Goal ▸ Copy all records verbatim.

>> Start The records

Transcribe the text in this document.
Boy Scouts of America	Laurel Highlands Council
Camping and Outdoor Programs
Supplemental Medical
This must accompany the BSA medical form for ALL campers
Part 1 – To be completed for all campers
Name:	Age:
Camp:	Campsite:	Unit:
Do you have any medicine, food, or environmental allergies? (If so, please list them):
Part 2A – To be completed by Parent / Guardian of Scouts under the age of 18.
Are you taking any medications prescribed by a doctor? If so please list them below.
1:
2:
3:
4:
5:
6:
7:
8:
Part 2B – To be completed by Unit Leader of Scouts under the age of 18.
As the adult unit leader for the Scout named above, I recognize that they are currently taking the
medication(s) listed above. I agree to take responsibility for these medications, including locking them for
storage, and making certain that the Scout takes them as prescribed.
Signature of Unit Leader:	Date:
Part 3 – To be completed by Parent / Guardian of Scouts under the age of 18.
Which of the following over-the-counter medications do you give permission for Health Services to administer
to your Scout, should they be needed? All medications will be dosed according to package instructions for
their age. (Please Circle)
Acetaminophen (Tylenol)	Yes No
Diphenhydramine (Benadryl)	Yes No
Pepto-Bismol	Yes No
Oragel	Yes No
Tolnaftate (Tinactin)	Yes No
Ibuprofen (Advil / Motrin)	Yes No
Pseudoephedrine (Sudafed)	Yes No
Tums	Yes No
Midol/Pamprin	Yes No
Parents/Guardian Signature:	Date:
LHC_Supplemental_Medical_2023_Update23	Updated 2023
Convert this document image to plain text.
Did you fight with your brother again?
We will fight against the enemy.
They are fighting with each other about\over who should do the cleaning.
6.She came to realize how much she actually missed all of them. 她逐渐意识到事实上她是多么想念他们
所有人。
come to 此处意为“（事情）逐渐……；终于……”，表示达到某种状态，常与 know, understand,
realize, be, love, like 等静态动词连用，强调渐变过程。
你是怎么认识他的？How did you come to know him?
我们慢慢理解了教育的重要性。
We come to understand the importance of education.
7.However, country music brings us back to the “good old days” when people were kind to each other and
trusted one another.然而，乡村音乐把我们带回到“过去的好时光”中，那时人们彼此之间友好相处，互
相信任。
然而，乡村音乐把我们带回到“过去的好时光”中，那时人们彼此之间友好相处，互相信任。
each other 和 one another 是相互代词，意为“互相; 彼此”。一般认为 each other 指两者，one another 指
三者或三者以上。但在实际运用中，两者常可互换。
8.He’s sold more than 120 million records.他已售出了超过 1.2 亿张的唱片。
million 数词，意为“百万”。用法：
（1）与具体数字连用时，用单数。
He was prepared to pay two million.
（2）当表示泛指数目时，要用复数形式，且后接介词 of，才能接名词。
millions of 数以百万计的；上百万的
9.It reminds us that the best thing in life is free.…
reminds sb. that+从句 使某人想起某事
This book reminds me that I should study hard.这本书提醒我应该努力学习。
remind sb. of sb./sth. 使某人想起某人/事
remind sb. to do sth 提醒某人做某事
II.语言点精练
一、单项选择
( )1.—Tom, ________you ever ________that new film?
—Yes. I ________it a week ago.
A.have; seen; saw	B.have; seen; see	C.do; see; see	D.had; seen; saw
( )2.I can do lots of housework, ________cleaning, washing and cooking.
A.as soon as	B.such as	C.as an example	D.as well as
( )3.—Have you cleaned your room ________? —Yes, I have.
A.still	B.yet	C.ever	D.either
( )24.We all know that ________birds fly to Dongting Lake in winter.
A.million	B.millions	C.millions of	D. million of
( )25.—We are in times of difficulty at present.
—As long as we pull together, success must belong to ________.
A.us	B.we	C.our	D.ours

>> End The records

Result ▸
Transcribe the text in this document.
Boy Scouts of America	Laurel Highlands Council
Camping and Outdoor Programs
Supplemental Medical
This must accompany the BSA medical form for ALL campers
Part 1 – To be completed for all campers
Name:	Age:
Camp:	Campsite:	Unit:
Do you have any medicine, food, or environmental allergies? (If so, please list them):
Part 2A – To be completed by Parent / Guardian of Scouts under the age of 18.
Are you taking any medications prescribed by a doctor? If so please list them below.
1:
2:
3:
4:
5:
6:
7:
8:
Part 2B – To be completed by Unit Leader of Scouts under the age of 18.
As the adult unit leader for the Scout named above, I recognize that they are currently taking the
medication(s) listed above. I agree to take responsibility for these medications, including locking them for
storage, and making certain that the Scout takes them as prescribed.
Signature of Unit Leader:	Date:
Part 3 – To be completed by Parent / Guardian of Scouts under the age of 18.
Which of the following over-the-counter medications do you give permission for Health Services to administer
to your Scout, should they be needed? All medications will be dosed according to package instructions for
their age. (Please Circle)
Acetaminophen (Tylenol)	Yes No
Diphenhydramine (Benadryl)	Yes No
Pepto-Bismol	Yes No
Oragel	Yes No
Tolnaftate (Tinactin)	Yes No
Ibuprofen (Advil / Motrin)	Yes No
Pseudoephedrine (Sudafed)	Yes No
Tums	Yes No
Midol/Pamprin	Yes No
Parents/Guardian Signature:	Date:
LHC_Supplemental_Medical_2023_Update23	Updated 2023
Convert this document image to plain text.
Did you fight with your brother again?
We will fight against the enemy.
They are fighting with each other about\over who should do the cleaning.
6.She came to realize how much she actually missed all of them. 她逐渐意识到事实上她是多么想念他们
所有人。
come to 此处意为“（事情）逐渐……；终于……”，表示达到某种状态，常与 know, understand,
realize, be, love, like 等静态动词连用，强调渐变过程。
你是怎么认识他的？How did you come to know him?
我们慢慢理解了教育的重要性。
We come to understand the importance of education.
7.However, country music brings us back to the “good old days” when people were kind to each other and
trusted one another.然而，乡村音乐把我们带回到“过去的好时光”中，那时人们彼此之间友好相处，互
相信任。
然而，乡村音乐把我们带回到“过去的好时光”中，那时人们彼此之间友好相处，互相信任。
each other 和 one another 是相互代词，意为“互相; 彼此”。一般认为 each other 指两者，one another 指
三者或三者以上。但在实际运用中，两者常可互换。
8.He’s sold more than 120 million records.他已售出了超过 1.2 亿张的唱片。
million 数词，意为“百万”。用法：
（1）与具体数字连用时，用单数。
He was prepared to pay two million.
（2）当表示泛指数目时，要用复数形式，且后接介词 of，才能接名词。
millions of 数以百万计的；上百万的
9.It reminds us that the best thing in life is free.…
reminds sb. that+从句 使某人想起某事
This book reminds me that I should study hard.这本书提醒我应该努力学习。
remind sb. of sb./sth. 使某人想起某人/事
remind sb. to do sth 提醒某人做某事
II.语言点精练
一、单项选择
( )1.—Tom, ________you ever ________that new film?
—Yes. I ________it a week ago.
A.have; seen; saw	B.have; seen; see	C.do; see; see	D.had; seen; saw
( )2.I can do lots of housework, ________cleaning, washing and cooking.
A.as soon as	B.such as	C.as an example	D.as well as
( )3.—Have you cleaned your room ________? —Yes, I have.
A.still	B.yet	C.ever	D.either
( )24.We all know that ________birds fly to Dongting Lake in winter.
A.million	B.millions	C.millions of	D. million of
( )25.—We are in times of difficulty at present.
—As long as we pull together, success must belong to ________.
A.us	B.we	C.our	D.ours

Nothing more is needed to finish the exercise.